§ AIM: Extract each line bearing the word "Índice".

--- START OF DATA SHOWN ---

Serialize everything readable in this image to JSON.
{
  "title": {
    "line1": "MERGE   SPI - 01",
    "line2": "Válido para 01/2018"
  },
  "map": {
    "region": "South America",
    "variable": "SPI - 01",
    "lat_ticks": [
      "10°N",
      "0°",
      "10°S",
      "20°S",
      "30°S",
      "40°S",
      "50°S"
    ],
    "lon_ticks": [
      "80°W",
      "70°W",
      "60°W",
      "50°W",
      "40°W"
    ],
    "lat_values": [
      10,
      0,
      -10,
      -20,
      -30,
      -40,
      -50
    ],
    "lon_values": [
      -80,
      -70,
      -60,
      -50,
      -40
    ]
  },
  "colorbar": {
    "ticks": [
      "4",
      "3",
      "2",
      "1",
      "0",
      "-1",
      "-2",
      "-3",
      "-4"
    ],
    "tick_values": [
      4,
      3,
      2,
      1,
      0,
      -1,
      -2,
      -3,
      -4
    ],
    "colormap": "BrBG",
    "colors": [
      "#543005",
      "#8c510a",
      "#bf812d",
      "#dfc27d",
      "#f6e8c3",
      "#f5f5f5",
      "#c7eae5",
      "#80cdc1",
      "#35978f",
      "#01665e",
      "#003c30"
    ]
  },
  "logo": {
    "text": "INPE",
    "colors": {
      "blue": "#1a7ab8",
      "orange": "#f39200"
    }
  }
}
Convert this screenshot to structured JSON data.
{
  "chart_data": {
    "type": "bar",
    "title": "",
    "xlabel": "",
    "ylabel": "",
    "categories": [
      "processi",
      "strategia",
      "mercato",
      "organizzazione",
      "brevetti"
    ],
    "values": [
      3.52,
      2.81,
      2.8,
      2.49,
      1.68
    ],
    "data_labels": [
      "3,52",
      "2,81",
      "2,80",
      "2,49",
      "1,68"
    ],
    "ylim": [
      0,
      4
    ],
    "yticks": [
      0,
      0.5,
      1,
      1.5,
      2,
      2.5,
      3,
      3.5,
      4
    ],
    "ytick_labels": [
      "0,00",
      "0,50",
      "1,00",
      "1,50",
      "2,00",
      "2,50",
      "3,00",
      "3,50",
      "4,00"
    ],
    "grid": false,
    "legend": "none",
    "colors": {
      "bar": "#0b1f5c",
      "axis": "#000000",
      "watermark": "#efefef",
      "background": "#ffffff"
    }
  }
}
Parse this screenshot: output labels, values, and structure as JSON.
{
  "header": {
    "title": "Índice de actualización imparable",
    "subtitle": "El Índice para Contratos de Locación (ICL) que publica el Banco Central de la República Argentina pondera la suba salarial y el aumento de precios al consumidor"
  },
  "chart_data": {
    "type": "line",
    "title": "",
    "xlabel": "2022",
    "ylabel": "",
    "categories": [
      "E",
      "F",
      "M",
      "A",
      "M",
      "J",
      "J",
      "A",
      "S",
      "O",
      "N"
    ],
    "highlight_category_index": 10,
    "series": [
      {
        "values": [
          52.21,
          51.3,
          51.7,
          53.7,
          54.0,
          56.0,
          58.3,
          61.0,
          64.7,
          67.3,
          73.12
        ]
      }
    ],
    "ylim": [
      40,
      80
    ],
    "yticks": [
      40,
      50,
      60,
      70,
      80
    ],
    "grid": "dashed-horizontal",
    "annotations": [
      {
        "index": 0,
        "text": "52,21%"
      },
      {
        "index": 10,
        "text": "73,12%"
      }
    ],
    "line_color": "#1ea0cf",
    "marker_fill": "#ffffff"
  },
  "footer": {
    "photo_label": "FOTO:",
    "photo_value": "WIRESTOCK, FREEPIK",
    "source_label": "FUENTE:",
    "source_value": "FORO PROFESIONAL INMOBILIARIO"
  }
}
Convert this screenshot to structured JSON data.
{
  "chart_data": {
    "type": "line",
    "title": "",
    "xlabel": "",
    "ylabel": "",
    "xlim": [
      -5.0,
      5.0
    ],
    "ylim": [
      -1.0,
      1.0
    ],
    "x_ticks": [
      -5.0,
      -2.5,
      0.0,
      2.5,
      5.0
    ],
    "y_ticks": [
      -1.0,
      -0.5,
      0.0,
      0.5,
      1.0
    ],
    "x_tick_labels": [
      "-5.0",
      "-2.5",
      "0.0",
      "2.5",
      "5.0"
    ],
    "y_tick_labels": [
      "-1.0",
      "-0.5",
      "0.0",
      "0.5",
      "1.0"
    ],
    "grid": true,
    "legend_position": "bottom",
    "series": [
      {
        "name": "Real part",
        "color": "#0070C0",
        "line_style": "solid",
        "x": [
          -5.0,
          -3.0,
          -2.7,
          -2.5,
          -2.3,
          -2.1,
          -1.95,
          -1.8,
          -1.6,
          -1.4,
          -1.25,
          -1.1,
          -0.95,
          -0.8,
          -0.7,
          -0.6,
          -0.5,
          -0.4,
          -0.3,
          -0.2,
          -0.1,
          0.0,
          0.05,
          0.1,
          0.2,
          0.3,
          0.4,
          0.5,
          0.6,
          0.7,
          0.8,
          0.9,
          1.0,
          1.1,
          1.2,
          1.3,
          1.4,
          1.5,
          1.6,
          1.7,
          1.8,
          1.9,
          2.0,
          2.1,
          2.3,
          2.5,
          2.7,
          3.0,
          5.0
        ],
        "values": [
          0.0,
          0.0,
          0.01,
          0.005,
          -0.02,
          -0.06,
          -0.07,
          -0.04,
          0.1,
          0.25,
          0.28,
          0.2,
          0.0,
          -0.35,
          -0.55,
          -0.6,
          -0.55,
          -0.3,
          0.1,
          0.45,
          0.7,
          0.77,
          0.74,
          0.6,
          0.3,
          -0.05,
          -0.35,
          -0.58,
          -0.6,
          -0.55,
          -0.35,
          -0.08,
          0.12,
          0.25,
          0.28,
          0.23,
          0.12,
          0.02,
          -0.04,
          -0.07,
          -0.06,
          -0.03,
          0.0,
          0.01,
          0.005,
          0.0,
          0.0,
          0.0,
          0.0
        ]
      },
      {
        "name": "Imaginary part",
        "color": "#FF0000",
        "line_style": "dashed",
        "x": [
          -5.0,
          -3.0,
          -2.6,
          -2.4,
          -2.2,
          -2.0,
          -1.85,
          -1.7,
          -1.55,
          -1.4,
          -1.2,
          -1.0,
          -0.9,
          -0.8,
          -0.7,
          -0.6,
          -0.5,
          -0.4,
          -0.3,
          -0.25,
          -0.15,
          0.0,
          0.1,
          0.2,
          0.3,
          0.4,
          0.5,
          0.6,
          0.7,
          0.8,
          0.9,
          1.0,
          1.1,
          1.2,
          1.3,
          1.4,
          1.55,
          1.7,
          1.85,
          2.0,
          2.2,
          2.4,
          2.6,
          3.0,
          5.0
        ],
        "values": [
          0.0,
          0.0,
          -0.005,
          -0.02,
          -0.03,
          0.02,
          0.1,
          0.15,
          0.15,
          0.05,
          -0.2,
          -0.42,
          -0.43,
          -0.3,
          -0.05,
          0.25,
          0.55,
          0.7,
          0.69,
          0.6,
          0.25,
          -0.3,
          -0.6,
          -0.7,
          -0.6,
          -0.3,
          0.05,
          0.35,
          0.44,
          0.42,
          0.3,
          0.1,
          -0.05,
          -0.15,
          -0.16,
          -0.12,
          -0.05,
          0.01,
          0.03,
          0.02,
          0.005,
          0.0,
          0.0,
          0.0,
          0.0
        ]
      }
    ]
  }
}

--- END OF DATA SHOWN ---

§ IN RESPONSE:
    "title": "Índice de actualización imparable",
    "subtitle": "El Índice para Contratos de Locación (ICL) que publica el Banco Central de la República Argentina pondera la suba salarial y el aumento de precios al consumidor"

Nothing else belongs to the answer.